## Dataset excerpts:
● ● ● ● ●

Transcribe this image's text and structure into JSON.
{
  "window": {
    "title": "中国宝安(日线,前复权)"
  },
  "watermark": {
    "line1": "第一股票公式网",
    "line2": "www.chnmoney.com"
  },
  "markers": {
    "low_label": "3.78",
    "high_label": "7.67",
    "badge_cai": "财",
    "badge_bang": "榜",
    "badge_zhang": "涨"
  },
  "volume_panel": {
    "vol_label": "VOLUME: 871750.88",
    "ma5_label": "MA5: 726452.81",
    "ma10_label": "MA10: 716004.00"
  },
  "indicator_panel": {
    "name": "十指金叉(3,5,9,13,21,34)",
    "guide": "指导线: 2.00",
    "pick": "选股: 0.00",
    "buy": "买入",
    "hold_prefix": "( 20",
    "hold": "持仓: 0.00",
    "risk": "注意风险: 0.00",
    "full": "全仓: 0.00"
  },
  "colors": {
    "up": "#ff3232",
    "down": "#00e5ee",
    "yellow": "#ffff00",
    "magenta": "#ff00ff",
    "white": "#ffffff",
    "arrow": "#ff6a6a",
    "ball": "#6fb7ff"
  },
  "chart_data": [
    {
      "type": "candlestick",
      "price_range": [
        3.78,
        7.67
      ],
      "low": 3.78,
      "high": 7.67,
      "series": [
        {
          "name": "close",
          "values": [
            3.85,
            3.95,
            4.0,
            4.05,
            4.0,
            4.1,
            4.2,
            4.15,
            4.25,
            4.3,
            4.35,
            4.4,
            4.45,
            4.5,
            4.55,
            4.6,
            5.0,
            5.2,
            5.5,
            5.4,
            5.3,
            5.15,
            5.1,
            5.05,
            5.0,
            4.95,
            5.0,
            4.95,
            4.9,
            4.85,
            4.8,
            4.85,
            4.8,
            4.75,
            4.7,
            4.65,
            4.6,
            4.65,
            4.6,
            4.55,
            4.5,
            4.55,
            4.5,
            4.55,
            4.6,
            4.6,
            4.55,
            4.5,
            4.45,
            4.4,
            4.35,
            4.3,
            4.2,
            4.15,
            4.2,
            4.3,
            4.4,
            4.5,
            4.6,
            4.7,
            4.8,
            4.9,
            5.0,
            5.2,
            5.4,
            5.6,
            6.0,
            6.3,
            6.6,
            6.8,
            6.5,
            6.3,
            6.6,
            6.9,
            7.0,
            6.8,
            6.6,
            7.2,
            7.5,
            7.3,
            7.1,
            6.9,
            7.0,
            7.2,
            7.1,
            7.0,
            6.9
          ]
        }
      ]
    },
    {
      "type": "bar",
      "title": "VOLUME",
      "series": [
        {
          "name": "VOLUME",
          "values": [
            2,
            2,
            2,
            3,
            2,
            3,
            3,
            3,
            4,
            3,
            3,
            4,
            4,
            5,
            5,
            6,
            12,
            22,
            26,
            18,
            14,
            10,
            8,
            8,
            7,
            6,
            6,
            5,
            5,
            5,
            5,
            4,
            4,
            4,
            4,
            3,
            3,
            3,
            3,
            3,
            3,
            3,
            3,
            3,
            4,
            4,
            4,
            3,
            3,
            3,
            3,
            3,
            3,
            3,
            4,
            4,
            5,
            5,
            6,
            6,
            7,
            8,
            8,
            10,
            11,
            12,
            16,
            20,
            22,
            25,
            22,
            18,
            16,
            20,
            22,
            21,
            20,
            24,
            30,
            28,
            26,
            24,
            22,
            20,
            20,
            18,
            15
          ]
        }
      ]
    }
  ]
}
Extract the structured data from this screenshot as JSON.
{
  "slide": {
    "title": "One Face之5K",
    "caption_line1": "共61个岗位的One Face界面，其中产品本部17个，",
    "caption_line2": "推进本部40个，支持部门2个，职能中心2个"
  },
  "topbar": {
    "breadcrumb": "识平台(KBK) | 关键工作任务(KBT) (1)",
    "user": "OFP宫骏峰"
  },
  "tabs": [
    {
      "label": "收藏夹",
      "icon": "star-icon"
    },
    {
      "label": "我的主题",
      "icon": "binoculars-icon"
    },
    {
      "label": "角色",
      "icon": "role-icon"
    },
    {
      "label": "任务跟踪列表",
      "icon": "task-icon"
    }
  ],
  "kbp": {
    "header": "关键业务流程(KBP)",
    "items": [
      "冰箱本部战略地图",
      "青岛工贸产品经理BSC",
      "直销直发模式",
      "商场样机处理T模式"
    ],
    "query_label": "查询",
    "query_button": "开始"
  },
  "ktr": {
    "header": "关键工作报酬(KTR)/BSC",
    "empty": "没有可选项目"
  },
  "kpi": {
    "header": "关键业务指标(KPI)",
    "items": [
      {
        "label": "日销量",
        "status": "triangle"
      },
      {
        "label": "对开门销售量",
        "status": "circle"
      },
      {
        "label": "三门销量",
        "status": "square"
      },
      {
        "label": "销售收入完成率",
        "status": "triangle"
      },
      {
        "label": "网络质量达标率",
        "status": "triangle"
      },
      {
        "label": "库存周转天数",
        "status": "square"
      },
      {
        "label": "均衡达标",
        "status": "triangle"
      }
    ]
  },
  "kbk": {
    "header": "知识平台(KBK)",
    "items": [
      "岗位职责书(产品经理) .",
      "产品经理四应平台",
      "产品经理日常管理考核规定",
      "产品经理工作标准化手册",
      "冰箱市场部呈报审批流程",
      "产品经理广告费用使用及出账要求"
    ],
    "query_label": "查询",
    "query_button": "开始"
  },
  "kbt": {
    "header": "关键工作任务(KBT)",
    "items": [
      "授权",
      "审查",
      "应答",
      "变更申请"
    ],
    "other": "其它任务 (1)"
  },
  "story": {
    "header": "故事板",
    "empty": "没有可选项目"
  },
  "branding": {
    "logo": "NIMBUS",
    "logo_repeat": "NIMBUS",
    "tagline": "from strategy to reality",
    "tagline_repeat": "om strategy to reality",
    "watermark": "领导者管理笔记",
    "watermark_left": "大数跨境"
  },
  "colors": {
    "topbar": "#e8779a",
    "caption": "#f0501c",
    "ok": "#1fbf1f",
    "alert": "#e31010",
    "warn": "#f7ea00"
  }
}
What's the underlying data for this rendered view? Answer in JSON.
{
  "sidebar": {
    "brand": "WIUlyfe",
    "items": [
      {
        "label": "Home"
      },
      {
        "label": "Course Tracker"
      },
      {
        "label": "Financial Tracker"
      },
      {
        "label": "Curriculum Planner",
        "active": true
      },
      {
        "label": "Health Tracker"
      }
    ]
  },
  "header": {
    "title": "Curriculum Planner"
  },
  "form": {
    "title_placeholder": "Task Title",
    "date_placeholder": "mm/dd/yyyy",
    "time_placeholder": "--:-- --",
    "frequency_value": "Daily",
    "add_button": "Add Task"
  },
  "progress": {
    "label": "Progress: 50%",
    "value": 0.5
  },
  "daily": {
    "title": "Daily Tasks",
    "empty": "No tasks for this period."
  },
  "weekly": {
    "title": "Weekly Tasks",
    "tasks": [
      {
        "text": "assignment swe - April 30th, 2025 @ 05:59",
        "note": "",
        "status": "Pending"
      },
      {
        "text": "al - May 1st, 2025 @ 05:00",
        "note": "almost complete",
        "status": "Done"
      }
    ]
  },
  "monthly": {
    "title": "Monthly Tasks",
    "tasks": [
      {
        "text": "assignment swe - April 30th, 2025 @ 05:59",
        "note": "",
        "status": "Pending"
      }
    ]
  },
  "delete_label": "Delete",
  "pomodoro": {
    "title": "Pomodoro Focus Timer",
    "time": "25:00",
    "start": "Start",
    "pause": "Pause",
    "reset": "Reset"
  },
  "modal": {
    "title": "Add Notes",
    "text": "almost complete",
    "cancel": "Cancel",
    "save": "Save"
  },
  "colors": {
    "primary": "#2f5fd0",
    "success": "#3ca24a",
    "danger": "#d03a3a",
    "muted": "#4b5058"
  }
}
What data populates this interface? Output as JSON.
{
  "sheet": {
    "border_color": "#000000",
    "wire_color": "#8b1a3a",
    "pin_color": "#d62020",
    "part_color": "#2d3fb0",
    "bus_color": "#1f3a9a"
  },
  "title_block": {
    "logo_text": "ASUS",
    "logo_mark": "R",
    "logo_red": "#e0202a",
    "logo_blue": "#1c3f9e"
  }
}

● ● ● ● ●

Report each line of the material above where the word "icon" appears.

      "icon": "star-icon"
      "icon": "binoculars-icon"
      "icon": "role-icon"
      "icon": "task-icon"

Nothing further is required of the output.